*** Opening of Dataset entries ***
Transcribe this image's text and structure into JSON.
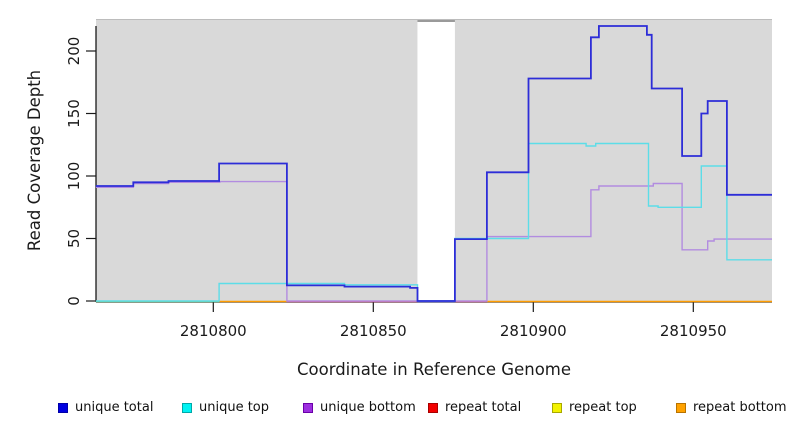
{
  "chart_data": {
    "type": "line",
    "subtype": "step-coverage-plot",
    "title": "",
    "xlabel": "Coordinate in Reference Genome",
    "ylabel": "Read Coverage Depth",
    "xlim": [
      2810763.3,
      2810974.6
    ],
    "ylim": [
      0,
      225
    ],
    "x_ticks": [
      2810800,
      2810850,
      2810900,
      2810950
    ],
    "x_tick_labels": [
      "2810800",
      "2810850",
      "2810900",
      "2810950"
    ],
    "y_ticks": [
      0,
      50,
      100,
      150,
      200
    ],
    "y_tick_labels": [
      "0",
      "50",
      "100",
      "150",
      "200"
    ],
    "grid": false,
    "panel_bg": "#d9d9d9",
    "panel_top_edge": "#bcbcbc",
    "axis_color": "#1a1a1a",
    "gap_region": {
      "from": 2810863.8,
      "to": 2810875.5,
      "fill": "#ffffff",
      "cap_color": "#9a9a9a",
      "note": "no-data white band, unique total drops to 0"
    },
    "series": [
      {
        "name": "unique bottom",
        "color": "#b28ce0",
        "width": 1.4,
        "points": [
          [
            2810763.3,
            91
          ],
          [
            2810775,
            94
          ],
          [
            2810786,
            95
          ],
          [
            2810802,
            95.5
          ],
          [
            2810823,
            0
          ],
          [
            2810885.5,
            51.5
          ],
          [
            2810918,
            89
          ],
          [
            2810920.5,
            92
          ],
          [
            2810937.5,
            94
          ],
          [
            2810946.5,
            41
          ],
          [
            2810954.5,
            48
          ],
          [
            2810956.5,
            49.5
          ]
        ]
      },
      {
        "name": "unique top",
        "color": "#5cdde8",
        "width": 1.4,
        "points": [
          [
            2810763.3,
            0
          ],
          [
            2810801.8,
            14
          ],
          [
            2810841,
            13
          ],
          [
            2810863.8,
            0
          ],
          [
            2810875.5,
            50
          ],
          [
            2810898.5,
            126
          ],
          [
            2810916.5,
            124
          ],
          [
            2810919.5,
            126
          ],
          [
            2810936,
            76
          ],
          [
            2810939,
            75
          ],
          [
            2810952.5,
            108
          ],
          [
            2810960.5,
            33
          ]
        ]
      },
      {
        "name": "unique total",
        "color": "#2d2dd8",
        "width": 1.8,
        "points": [
          [
            2810763.3,
            92
          ],
          [
            2810775,
            95
          ],
          [
            2810786,
            96
          ],
          [
            2810801.8,
            110
          ],
          [
            2810823,
            12.5
          ],
          [
            2810841,
            11.5
          ],
          [
            2810861.5,
            10.5
          ],
          [
            2810863.8,
            0
          ],
          [
            2810875.5,
            49.5
          ],
          [
            2810885.5,
            103
          ],
          [
            2810898.5,
            178
          ],
          [
            2810918,
            211
          ],
          [
            2810920.5,
            220
          ],
          [
            2810935.5,
            213
          ],
          [
            2810937,
            170
          ],
          [
            2810946.5,
            116
          ],
          [
            2810952.5,
            150
          ],
          [
            2810954.5,
            160
          ],
          [
            2810960.5,
            85
          ]
        ]
      }
    ],
    "flat_zero_series": [
      {
        "name": "repeat total",
        "value": 0
      },
      {
        "name": "repeat top",
        "value": 0
      },
      {
        "name": "repeat bottom",
        "value": 0
      }
    ],
    "zero_line_segments": [
      {
        "from": 2810763.3,
        "to": 2810801.8,
        "color": "#7ccc7c"
      },
      {
        "from": 2810801.8,
        "to": 2810823.0,
        "color": "#ff9c00"
      },
      {
        "from": 2810823.0,
        "to": 2810863.8,
        "color": "#e0517a"
      },
      {
        "from": 2810863.8,
        "to": 2810875.5,
        "color": "#6a6aff"
      },
      {
        "from": 2810875.5,
        "to": 2810885.5,
        "color": "#e0517a"
      },
      {
        "from": 2810885.5,
        "to": 2810974.6,
        "color": "#ff9c00"
      }
    ],
    "legend": [
      {
        "label": "unique total",
        "color": "#0000e0",
        "edge": "#0000a8"
      },
      {
        "label": "unique top",
        "color": "#00f2f2",
        "edge": "#00a8a8"
      },
      {
        "label": "unique bottom",
        "color": "#9d2fe0",
        "edge": "#6a00a8"
      },
      {
        "label": "repeat total",
        "color": "#f20000",
        "edge": "#a80000"
      },
      {
        "label": "repeat top",
        "color": "#f2f200",
        "edge": "#a8a800"
      },
      {
        "label": "repeat bottom",
        "color": "#ffa200",
        "edge": "#b87300"
      }
    ],
    "legend_position": "bottom"
  }
}
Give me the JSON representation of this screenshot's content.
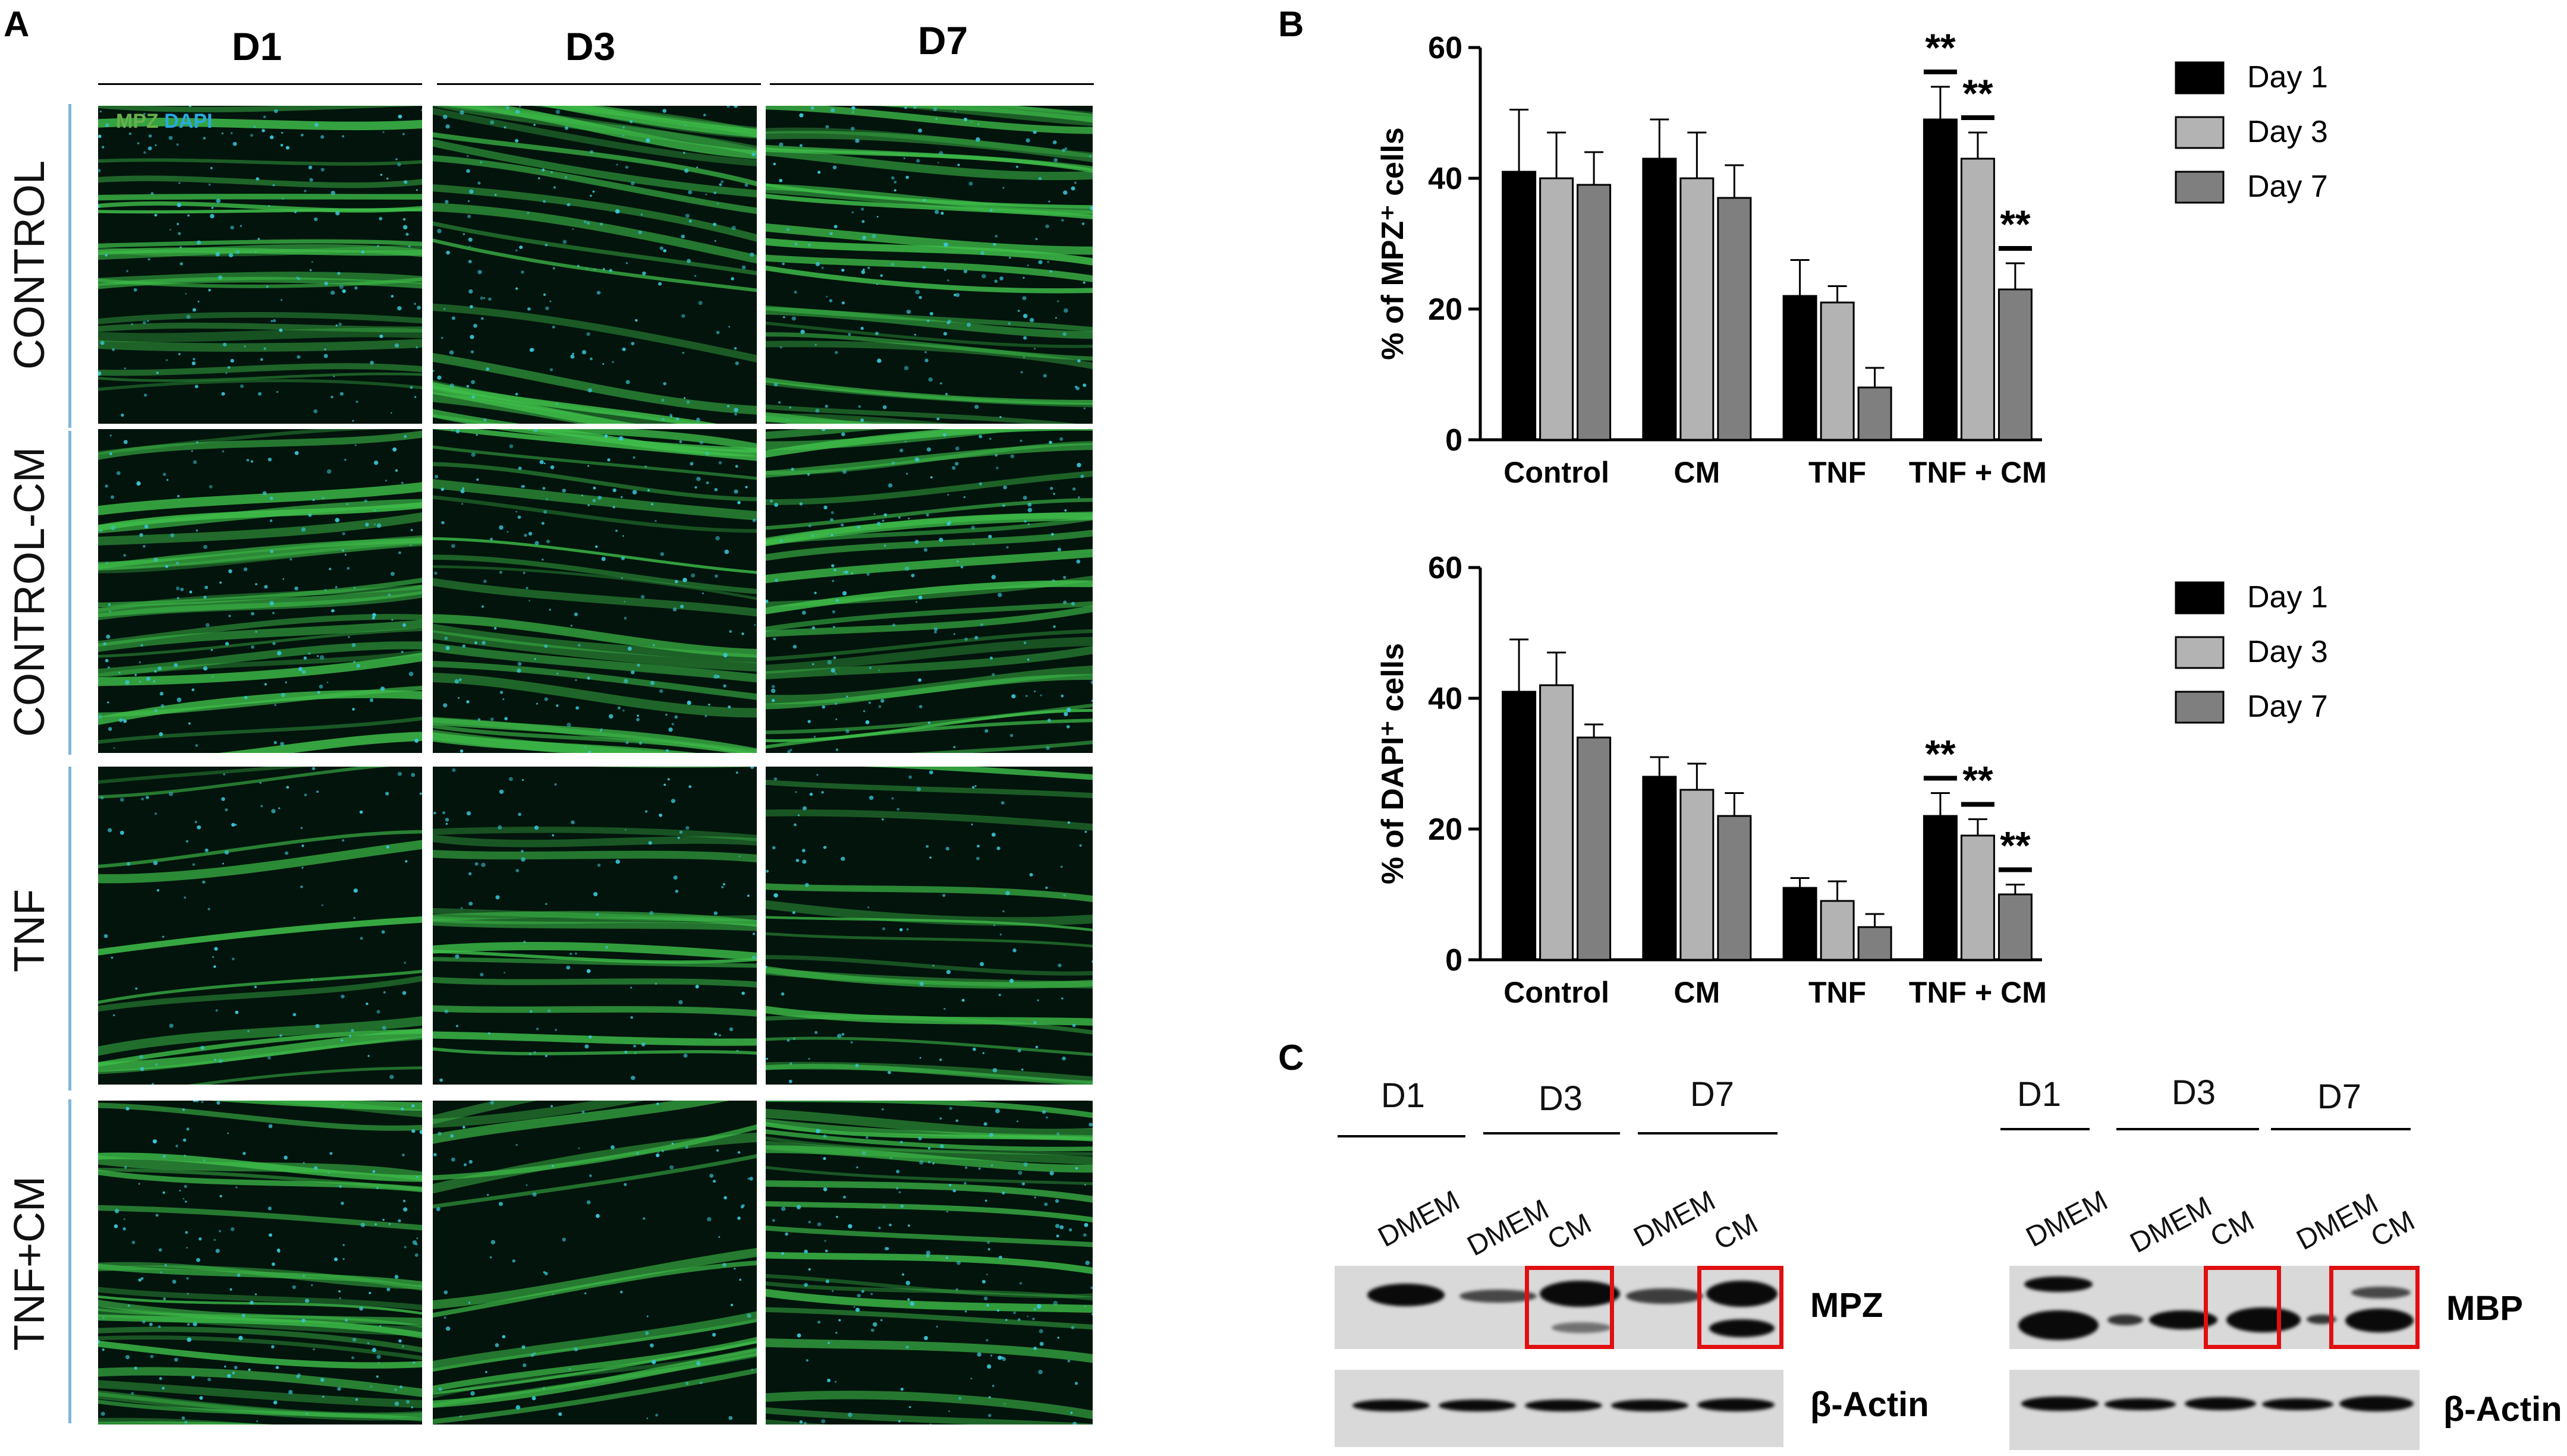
{
  "panels": {
    "A": "A",
    "B": "B",
    "C": "C"
  },
  "panelA": {
    "columns": [
      "D1",
      "D3",
      "D7"
    ],
    "rows": [
      "CONTROL",
      "CONTROL-CM",
      "TNF",
      "TNF+CM"
    ],
    "stain_label_mpz": "MPZ",
    "stain_label_dapi": "DAPI",
    "colors": {
      "mpz": "#3fbf4a",
      "dapi": "#38c6d8",
      "background": "#02140c"
    }
  },
  "chart_data": [
    {
      "type": "bar",
      "ylabel": "% of MPZ⁺ cells",
      "ylim": [
        0,
        60
      ],
      "yticks": [
        "0",
        "20",
        "40",
        "60"
      ],
      "categories": [
        "Control",
        "CM",
        "TNF",
        "TNF + CM"
      ],
      "series": [
        {
          "name": "Day 1",
          "color": "#000000",
          "values": [
            41,
            43,
            22,
            49
          ],
          "errors": [
            9.5,
            6,
            5.5,
            5
          ]
        },
        {
          "name": "Day 3",
          "color": "#b3b3b3",
          "values": [
            40,
            40,
            21,
            43
          ],
          "errors": [
            7,
            7,
            2.5,
            4
          ]
        },
        {
          "name": "Day 7",
          "color": "#7f7f7f",
          "values": [
            39,
            37,
            8,
            23
          ],
          "errors": [
            5,
            5,
            3,
            4
          ]
        }
      ],
      "significance": [
        {
          "category": "TNF + CM",
          "series": "Day 1",
          "label": "**"
        },
        {
          "category": "TNF + CM",
          "series": "Day 3",
          "label": "**"
        },
        {
          "category": "TNF + CM",
          "series": "Day 7",
          "label": "**"
        }
      ],
      "legend_position": "right"
    },
    {
      "type": "bar",
      "ylabel": "% of DAPI⁺ cells",
      "ylim": [
        0,
        60
      ],
      "yticks": [
        "0",
        "20",
        "40",
        "60"
      ],
      "categories": [
        "Control",
        "CM",
        "TNF",
        "TNF + CM"
      ],
      "series": [
        {
          "name": "Day 1",
          "color": "#000000",
          "values": [
            41,
            28,
            11,
            22
          ],
          "errors": [
            8,
            3,
            1.5,
            3.5
          ]
        },
        {
          "name": "Day 3",
          "color": "#b3b3b3",
          "values": [
            42,
            26,
            9,
            19
          ],
          "errors": [
            5,
            4,
            3,
            2.5
          ]
        },
        {
          "name": "Day 7",
          "color": "#7f7f7f",
          "values": [
            34,
            22,
            5,
            10
          ],
          "errors": [
            2,
            3.5,
            2,
            1.5
          ]
        }
      ],
      "significance": [
        {
          "category": "TNF + CM",
          "series": "Day 1",
          "label": "**"
        },
        {
          "category": "TNF + CM",
          "series": "Day 3",
          "label": "**"
        },
        {
          "category": "TNF + CM",
          "series": "Day 7",
          "label": "**"
        }
      ],
      "legend_position": "right"
    }
  ],
  "panelC": {
    "left": {
      "days": [
        "D1",
        "D3",
        "D7"
      ],
      "lanes": [
        "DMEM",
        "DMEM",
        "CM",
        "DMEM",
        "CM"
      ],
      "protein": "MPZ",
      "loading": "β-Actin"
    },
    "right": {
      "days": [
        "D1",
        "D3",
        "D7"
      ],
      "lanes": [
        "DMEM",
        "DMEM",
        "CM",
        "DMEM",
        "CM"
      ],
      "protein": "MBP",
      "loading": "β-Actin"
    },
    "highlight_color": "#e01010"
  }
}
*** Close of Dataset entries ***
If a line of the records above holds the word "total", show it.

      "note": "no-data white band, unique total drops to 0"
        "name": "unique total",
        "name": "repeat total",
        "label": "unique total",
        "label": "repeat total",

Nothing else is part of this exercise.